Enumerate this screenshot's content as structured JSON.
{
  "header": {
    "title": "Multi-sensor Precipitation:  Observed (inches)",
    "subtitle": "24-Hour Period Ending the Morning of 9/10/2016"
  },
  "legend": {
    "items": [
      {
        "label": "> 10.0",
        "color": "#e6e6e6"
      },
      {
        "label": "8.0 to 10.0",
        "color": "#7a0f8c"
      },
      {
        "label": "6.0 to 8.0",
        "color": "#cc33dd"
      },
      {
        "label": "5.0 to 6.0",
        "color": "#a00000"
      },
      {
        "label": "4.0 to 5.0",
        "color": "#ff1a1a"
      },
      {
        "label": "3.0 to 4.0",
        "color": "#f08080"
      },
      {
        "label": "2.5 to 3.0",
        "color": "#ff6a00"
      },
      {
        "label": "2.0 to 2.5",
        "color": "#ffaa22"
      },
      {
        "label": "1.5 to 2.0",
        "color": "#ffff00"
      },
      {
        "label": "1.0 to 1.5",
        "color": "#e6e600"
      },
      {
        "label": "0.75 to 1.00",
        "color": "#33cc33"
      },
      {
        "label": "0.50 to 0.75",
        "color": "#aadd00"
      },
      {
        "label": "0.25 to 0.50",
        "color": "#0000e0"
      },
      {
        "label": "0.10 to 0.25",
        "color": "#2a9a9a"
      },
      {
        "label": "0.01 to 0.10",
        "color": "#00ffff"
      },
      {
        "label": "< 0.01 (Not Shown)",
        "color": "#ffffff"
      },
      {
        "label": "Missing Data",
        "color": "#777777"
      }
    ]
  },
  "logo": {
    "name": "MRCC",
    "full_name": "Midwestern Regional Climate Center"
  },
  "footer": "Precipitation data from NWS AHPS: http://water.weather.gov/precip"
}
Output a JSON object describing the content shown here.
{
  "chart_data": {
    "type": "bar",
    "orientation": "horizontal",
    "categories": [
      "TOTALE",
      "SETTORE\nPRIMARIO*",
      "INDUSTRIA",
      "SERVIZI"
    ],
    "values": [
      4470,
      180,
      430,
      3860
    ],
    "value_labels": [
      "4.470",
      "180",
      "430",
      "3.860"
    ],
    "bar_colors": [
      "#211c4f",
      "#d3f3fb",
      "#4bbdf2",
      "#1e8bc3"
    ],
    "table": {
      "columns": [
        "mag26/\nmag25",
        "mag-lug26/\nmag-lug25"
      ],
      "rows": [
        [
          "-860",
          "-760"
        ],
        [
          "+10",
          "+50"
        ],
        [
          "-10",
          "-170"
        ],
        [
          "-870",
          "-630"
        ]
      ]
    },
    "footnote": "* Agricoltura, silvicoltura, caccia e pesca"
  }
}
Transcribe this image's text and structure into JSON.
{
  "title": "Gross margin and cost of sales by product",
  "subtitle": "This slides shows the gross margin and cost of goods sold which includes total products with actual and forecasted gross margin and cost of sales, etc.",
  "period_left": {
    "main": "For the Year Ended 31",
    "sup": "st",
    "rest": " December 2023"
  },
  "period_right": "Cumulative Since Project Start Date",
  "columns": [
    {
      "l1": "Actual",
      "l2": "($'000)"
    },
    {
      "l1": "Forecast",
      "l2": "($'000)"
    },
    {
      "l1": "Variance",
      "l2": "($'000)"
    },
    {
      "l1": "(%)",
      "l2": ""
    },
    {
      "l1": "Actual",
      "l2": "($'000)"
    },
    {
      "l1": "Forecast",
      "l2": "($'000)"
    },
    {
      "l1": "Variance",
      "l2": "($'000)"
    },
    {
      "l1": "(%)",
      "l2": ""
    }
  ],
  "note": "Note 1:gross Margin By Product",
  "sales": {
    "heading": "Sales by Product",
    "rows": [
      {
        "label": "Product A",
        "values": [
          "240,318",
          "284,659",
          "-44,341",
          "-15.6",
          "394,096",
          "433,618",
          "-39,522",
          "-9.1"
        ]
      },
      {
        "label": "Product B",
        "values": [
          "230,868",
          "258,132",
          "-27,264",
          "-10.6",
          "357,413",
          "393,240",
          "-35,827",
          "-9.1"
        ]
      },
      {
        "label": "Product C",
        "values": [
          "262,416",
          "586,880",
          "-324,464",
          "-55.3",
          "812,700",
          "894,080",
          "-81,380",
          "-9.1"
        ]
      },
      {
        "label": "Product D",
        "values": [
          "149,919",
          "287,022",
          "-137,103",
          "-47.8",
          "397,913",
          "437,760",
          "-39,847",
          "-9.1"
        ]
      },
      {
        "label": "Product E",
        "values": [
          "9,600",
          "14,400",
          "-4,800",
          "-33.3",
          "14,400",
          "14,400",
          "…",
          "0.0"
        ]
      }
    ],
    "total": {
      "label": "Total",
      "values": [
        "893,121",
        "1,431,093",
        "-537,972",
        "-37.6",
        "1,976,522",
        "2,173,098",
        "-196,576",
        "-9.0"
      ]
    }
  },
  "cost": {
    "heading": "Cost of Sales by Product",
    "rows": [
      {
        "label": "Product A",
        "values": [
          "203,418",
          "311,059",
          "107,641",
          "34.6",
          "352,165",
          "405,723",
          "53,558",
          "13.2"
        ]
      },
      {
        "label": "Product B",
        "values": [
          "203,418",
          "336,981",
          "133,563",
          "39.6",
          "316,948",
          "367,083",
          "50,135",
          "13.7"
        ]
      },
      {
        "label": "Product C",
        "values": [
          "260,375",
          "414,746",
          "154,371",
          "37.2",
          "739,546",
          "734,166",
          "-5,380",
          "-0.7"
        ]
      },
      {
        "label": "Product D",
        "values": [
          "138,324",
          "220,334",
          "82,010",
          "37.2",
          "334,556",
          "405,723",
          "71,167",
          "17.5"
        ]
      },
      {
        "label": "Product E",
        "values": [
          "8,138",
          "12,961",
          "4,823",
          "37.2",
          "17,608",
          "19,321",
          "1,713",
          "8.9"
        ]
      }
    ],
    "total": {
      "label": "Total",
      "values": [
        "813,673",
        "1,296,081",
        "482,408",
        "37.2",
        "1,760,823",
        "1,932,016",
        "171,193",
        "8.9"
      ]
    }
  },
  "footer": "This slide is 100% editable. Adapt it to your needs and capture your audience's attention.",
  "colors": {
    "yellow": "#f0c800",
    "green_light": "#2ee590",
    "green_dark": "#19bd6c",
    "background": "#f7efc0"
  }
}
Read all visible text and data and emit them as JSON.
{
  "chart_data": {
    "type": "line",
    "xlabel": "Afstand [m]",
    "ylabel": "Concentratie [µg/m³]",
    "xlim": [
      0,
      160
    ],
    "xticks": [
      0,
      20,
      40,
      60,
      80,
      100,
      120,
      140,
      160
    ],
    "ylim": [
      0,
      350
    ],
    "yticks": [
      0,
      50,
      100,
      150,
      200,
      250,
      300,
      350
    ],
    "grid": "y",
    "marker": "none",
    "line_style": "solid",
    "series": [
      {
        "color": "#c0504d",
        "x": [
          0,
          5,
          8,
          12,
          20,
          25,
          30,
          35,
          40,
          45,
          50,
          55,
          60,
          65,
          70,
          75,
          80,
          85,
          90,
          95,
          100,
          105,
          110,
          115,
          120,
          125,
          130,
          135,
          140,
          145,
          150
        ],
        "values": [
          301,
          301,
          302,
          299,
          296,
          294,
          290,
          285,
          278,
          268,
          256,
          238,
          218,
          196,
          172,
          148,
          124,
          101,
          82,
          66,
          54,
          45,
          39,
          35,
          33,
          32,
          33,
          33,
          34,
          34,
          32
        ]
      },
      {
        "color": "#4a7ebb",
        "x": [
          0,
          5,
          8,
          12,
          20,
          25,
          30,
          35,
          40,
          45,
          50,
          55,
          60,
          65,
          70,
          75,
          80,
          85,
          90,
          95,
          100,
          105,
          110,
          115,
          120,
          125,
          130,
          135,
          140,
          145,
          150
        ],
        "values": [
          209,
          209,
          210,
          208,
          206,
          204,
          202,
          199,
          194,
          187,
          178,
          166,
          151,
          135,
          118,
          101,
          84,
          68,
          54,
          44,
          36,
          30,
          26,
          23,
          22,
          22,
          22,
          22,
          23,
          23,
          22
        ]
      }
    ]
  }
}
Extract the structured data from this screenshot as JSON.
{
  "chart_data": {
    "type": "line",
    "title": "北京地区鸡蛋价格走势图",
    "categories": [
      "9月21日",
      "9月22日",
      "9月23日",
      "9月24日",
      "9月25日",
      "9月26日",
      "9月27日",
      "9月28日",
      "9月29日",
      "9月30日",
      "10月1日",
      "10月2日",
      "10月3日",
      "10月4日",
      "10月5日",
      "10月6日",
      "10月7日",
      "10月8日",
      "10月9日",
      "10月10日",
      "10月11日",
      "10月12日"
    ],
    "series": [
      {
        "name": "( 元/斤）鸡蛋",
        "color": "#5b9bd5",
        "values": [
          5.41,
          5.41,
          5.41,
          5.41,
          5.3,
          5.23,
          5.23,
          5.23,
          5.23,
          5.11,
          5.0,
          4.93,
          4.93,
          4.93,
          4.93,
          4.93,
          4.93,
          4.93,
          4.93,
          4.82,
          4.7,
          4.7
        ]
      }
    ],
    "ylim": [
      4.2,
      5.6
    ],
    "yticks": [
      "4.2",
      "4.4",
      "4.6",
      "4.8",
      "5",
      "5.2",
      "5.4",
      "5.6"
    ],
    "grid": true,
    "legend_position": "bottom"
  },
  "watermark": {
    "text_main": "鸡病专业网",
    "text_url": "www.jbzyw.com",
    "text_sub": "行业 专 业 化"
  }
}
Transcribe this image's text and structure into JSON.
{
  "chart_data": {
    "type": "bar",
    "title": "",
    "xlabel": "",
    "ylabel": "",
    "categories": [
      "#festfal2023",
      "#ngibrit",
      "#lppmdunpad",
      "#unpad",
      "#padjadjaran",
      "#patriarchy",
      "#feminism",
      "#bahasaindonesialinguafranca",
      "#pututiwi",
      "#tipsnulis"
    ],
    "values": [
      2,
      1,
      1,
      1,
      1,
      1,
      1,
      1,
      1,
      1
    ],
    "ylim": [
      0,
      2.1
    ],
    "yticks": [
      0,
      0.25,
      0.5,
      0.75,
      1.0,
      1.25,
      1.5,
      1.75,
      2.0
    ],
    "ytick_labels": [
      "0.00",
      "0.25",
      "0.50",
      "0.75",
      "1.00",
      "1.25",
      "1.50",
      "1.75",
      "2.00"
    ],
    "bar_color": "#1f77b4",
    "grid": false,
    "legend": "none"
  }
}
========================================================================
### [Task goal]
From the listing, copy each line containing the word "subtitle".

### [Task response]
    "subtitle": "24-Hour Period Ending the Morning of 9/10/2016"
  "subtitle": "This slides shows the gross margin and cost of goods sold which includes total products with actual and forecasted gross margin and cost of sales, etc.",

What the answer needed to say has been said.